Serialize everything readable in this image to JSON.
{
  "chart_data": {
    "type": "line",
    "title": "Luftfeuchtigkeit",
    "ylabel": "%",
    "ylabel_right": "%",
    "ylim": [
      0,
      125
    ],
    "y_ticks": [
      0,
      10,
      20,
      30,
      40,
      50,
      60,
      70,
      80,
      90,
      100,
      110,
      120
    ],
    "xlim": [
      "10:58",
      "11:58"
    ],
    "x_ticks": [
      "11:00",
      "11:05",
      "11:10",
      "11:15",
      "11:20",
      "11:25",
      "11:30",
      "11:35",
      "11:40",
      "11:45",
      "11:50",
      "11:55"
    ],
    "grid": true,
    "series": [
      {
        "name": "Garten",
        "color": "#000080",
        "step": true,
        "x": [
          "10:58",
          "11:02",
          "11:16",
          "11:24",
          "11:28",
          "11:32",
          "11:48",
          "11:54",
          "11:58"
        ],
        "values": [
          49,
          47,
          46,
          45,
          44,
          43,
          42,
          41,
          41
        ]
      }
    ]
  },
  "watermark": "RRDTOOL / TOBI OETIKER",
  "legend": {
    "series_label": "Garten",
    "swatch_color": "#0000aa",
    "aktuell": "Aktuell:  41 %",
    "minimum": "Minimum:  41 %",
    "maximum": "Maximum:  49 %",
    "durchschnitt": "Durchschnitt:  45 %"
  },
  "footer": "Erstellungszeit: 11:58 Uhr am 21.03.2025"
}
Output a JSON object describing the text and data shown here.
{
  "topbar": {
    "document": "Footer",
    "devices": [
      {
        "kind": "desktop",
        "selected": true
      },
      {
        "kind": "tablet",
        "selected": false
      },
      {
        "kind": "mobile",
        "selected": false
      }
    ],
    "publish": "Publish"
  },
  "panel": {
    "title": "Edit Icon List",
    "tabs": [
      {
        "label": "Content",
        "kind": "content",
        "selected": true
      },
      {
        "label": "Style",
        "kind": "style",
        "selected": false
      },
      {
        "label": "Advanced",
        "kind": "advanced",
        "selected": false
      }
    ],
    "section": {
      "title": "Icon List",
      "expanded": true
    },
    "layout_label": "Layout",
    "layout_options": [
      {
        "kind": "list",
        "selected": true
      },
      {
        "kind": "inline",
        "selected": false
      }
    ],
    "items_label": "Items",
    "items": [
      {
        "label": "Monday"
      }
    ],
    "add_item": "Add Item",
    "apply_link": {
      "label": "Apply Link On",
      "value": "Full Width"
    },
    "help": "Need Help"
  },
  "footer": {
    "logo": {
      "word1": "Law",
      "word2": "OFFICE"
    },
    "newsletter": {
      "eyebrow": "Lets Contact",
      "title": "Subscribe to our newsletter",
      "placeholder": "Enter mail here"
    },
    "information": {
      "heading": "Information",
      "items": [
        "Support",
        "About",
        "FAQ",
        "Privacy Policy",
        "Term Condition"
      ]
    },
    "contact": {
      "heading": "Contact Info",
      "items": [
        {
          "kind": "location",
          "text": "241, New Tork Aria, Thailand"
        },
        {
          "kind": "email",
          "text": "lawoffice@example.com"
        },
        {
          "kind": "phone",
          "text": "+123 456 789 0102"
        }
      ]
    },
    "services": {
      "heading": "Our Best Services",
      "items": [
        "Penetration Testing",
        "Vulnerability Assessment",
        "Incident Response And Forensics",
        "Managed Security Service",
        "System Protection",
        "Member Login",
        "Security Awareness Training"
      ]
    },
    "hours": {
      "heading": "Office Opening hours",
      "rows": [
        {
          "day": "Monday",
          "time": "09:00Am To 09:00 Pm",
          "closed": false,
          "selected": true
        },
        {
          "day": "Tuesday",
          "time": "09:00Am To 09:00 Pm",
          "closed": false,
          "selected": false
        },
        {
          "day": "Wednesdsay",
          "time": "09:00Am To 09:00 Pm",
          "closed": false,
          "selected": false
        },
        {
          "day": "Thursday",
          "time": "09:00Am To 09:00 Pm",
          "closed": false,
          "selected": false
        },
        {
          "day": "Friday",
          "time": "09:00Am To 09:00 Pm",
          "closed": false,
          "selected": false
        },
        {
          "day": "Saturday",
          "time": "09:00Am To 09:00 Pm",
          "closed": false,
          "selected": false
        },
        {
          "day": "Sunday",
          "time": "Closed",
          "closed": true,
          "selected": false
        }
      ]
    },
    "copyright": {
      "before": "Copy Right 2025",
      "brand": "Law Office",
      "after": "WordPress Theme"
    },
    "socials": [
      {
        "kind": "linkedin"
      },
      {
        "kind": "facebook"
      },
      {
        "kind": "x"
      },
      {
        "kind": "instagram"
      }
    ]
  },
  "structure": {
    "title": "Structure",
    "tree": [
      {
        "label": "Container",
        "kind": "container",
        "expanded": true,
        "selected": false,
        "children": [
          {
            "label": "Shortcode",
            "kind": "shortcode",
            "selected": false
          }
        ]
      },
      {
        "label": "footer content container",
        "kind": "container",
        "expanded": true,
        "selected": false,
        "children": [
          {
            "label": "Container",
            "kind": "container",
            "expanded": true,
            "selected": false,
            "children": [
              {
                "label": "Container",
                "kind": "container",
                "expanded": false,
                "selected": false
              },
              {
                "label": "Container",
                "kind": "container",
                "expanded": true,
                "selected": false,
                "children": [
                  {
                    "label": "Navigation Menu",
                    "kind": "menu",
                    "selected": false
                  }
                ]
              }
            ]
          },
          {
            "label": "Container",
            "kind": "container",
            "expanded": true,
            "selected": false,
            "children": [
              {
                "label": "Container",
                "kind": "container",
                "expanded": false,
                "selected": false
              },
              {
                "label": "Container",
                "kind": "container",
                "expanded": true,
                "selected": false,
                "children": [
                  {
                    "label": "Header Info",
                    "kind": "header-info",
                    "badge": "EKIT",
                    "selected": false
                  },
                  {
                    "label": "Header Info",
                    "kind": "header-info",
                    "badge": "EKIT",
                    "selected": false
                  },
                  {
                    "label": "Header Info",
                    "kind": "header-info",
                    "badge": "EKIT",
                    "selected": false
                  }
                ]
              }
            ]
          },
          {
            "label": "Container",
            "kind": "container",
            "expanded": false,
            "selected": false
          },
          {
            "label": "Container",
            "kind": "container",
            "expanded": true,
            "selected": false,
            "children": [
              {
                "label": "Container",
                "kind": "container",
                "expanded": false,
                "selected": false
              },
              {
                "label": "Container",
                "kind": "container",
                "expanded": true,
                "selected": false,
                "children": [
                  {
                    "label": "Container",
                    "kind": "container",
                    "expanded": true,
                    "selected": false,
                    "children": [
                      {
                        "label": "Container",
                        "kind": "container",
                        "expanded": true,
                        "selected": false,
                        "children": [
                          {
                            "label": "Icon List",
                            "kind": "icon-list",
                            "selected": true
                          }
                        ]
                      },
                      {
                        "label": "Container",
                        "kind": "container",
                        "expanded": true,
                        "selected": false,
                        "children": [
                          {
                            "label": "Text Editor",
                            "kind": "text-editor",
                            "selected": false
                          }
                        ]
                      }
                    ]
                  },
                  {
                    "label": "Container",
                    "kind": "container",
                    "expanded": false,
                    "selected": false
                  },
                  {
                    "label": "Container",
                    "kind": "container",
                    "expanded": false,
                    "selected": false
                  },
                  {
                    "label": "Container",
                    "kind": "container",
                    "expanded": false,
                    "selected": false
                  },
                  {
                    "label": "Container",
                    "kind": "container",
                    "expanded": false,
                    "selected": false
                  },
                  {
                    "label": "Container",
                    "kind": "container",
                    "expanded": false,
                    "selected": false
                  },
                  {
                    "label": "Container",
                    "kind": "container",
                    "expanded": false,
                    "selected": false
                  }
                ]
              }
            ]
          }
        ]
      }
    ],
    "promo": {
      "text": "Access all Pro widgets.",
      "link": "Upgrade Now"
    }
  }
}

__________________________________________________

## Task brief
Copy out the full listing exactly.

## The reply
Serialize everything readable in this image to JSON.
{
  "chart_data": {
    "type": "line",
    "title": "Luftfeuchtigkeit",
    "ylabel": "%",
    "ylabel_right": "%",
    "ylim": [
      0,
      125
    ],
    "y_ticks": [
      0,
      10,
      20,
      30,
      40,
      50,
      60,
      70,
      80,
      90,
      100,
      110,
      120
    ],
    "xlim": [
      "10:58",
      "11:58"
    ],
    "x_ticks": [
      "11:00",
      "11:05",
      "11:10",
      "11:15",
      "11:20",
      "11:25",
      "11:30",
      "11:35",
      "11:40",
      "11:45",
      "11:50",
      "11:55"
    ],
    "grid": true,
    "series": [
      {
        "name": "Garten",
        "color": "#000080",
        "step": true,
        "x": [
          "10:58",
          "11:02",
          "11:16",
          "11:24",
          "11:28",
          "11:32",
          "11:48",
          "11:54",
          "11:58"
        ],
        "values": [
          49,
          47,
          46,
          45,
          44,
          43,
          42,
          41,
          41
        ]
      }
    ]
  },
  "watermark": "RRDTOOL / TOBI OETIKER",
  "legend": {
    "series_label": "Garten",
    "swatch_color": "#0000aa",
    "aktuell": "Aktuell:  41 %",
    "minimum": "Minimum:  41 %",
    "maximum": "Maximum:  49 %",
    "durchschnitt": "Durchschnitt:  45 %"
  },
  "footer": "Erstellungszeit: 11:58 Uhr am 21.03.2025"
}
Output a JSON object describing the text and data shown here.
{
  "topbar": {
    "document": "Footer",
    "devices": [
      {
        "kind": "desktop",
        "selected": true
      },
      {
        "kind": "tablet",
        "selected": false
      },
      {
        "kind": "mobile",
        "selected": false
      }
    ],
    "publish": "Publish"
  },
  "panel": {
    "title": "Edit Icon List",
    "tabs": [
      {
        "label": "Content",
        "kind": "content",
        "selected": true
      },
      {
        "label": "Style",
        "kind": "style",
        "selected": false
      },
      {
        "label": "Advanced",
        "kind": "advanced",
        "selected": false
      }
    ],
    "section": {
      "title": "Icon List",
      "expanded": true
    },
    "layout_label": "Layout",
    "layout_options": [
      {
        "kind": "list",
        "selected": true
      },
      {
        "kind": "inline",
        "selected": false
      }
    ],
    "items_label": "Items",
    "items": [
      {
        "label": "Monday"
      }
    ],
    "add_item": "Add Item",
    "apply_link": {
      "label": "Apply Link On",
      "value": "Full Width"
    },
    "help": "Need Help"
  },
  "footer": {
    "logo": {
      "word1": "Law",
      "word2": "OFFICE"
    },
    "newsletter": {
      "eyebrow": "Lets Contact",
      "title": "Subscribe to our newsletter",
      "placeholder": "Enter mail here"
    },
    "information": {
      "heading": "Information",
      "items": [
        "Support",
        "About",
        "FAQ",
        "Privacy Policy",
        "Term Condition"
      ]
    },
    "contact": {
      "heading": "Contact Info",
      "items": [
        {
          "kind": "location",
          "text": "241, New Tork Aria, Thailand"
        },
        {
          "kind": "email",
          "text": "lawoffice@example.com"
        },
        {
          "kind": "phone",
          "text": "+123 456 789 0102"
        }
      ]
    },
    "services": {
      "heading": "Our Best Services",
      "items": [
        "Penetration Testing",
        "Vulnerability Assessment",
        "Incident Response And Forensics",
        "Managed Security Service",
        "System Protection",
        "Member Login",
        "Security Awareness Training"
      ]
    },
    "hours": {
      "heading": "Office Opening hours",
      "rows": [
        {
          "day": "Monday",
          "time": "09:00Am To 09:00 Pm",
          "closed": false,
          "selected": true
        },
        {
          "day": "Tuesday",
          "time": "09:00Am To 09:00 Pm",
          "closed": false,
          "selected": false
        },
        {
          "day": "Wednesdsay",
          "time": "09:00Am To 09:00 Pm",
          "closed": false,
          "selected": false
        },
        {
          "day": "Thursday",
          "time": "09:00Am To 09:00 Pm",
          "closed": false,
          "selected": false
        },
        {
          "day": "Friday",
          "time": "09:00Am To 09:00 Pm",
          "closed": false,
          "selected": false
        },
        {
          "day": "Saturday",
          "time": "09:00Am To 09:00 Pm",
          "closed": false,
          "selected": false
        },
        {
          "day": "Sunday",
          "time": "Closed",
          "closed": true,
          "selected": false
        }
      ]
    },
    "copyright": {
      "before": "Copy Right 2025",
      "brand": "Law Office",
      "after": "WordPress Theme"
    },
    "socials": [
      {
        "kind": "linkedin"
      },
      {
        "kind": "facebook"
      },
      {
        "kind": "x"
      },
      {
        "kind": "instagram"
      }
    ]
  },
  "structure": {
    "title": "Structure",
    "tree": [
      {
        "label": "Container",
        "kind": "container",
        "expanded": true,
        "selected": false,
        "children": [
          {
            "label": "Shortcode",
            "kind": "shortcode",
            "selected": false
          }
        ]
      },
      {
        "label": "footer content container",
        "kind": "container",
        "expanded": true,
        "selected": false,
        "children": [
          {
            "label": "Container",
            "kind": "container",
            "expanded": true,
            "selected": false,
            "children": [
              {
                "label": "Container",
                "kind": "container",
                "expanded": false,
                "selected": false
              },
              {
                "label": "Container",
                "kind": "container",
                "expanded": true,
                "selected": false,
                "children": [
                  {
                    "label": "Navigation Menu",
                    "kind": "menu",
                    "selected": false
                  }
                ]
              }
            ]
          },
          {
            "label": "Container",
            "kind": "container",
            "expanded": true,
            "selected": false,
            "children": [
              {
                "label": "Container",
                "kind": "container",
                "expanded": false,
                "selected": false
              },
              {
                "label": "Container",
                "kind": "container",
                "expanded": true,
                "selected": false,
                "children": [
                  {
                    "label": "Header Info",
                    "kind": "header-info",
                    "badge": "EKIT",
                    "selected": false
                  },
                  {
                    "label": "Header Info",
                    "kind": "header-info",
                    "badge": "EKIT",
                    "selected": false
                  },
                  {
                    "label": "Header Info",
                    "kind": "header-info",
                    "badge": "EKIT",
                    "selected": false
                  }
                ]
              }
            ]
          },
          {
            "label": "Container",
            "kind": "container",
            "expanded": false,
            "selected": false
          },
          {
            "label": "Container",
            "kind": "container",
            "expanded": true,
            "selected": false,
            "children": [
              {
                "label": "Container",
                "kind": "container",
                "expanded": false,
                "selected": false
              },
              {
                "label": "Container",
                "kind": "container",
                "expanded": true,
                "selected": false,
                "children": [
                  {
                    "label": "Container",
                    "kind": "container",
                    "expanded": true,
                    "selected": false,
                    "children": [
                      {
                        "label": "Container",
                        "kind": "container",
                        "expanded": true,
                        "selected": false,
                        "children": [
                          {
                            "label": "Icon List",
                            "kind": "icon-list",
                            "selected": true
                          }
                        ]
                      },
                      {
                        "label": "Container",
                        "kind": "container",
                        "expanded": true,
                        "selected": false,
                        "children": [
                          {
                            "label": "Text Editor",
                            "kind": "text-editor",
                            "selected": false
                          }
                        ]
                      }
                    ]
                  },
                  {
                    "label": "Container",
                    "kind": "container",
                    "expanded": false,
                    "selected": false
                  },
                  {
                    "label": "Container",
                    "kind": "container",
                    "expanded": false,
                    "selected": false
                  },
                  {
                    "label": "Container",
                    "kind": "container",
                    "expanded": false,
                    "selected": false
                  },
                  {
                    "label": "Container",
                    "kind": "container",
                    "expanded": false,
                    "selected": false
                  },
                  {
                    "label": "Container",
                    "kind": "container",
                    "expanded": false,
                    "selected": false
                  },
                  {
                    "label": "Container",
                    "kind": "container",
                    "expanded": false,
                    "selected": false
                  }
                ]
              }
            ]
          }
        ]
      }
    ],
    "promo": {
      "text": "Access all Pro widgets.",
      "link": "Upgrade Now"
    }
  }
}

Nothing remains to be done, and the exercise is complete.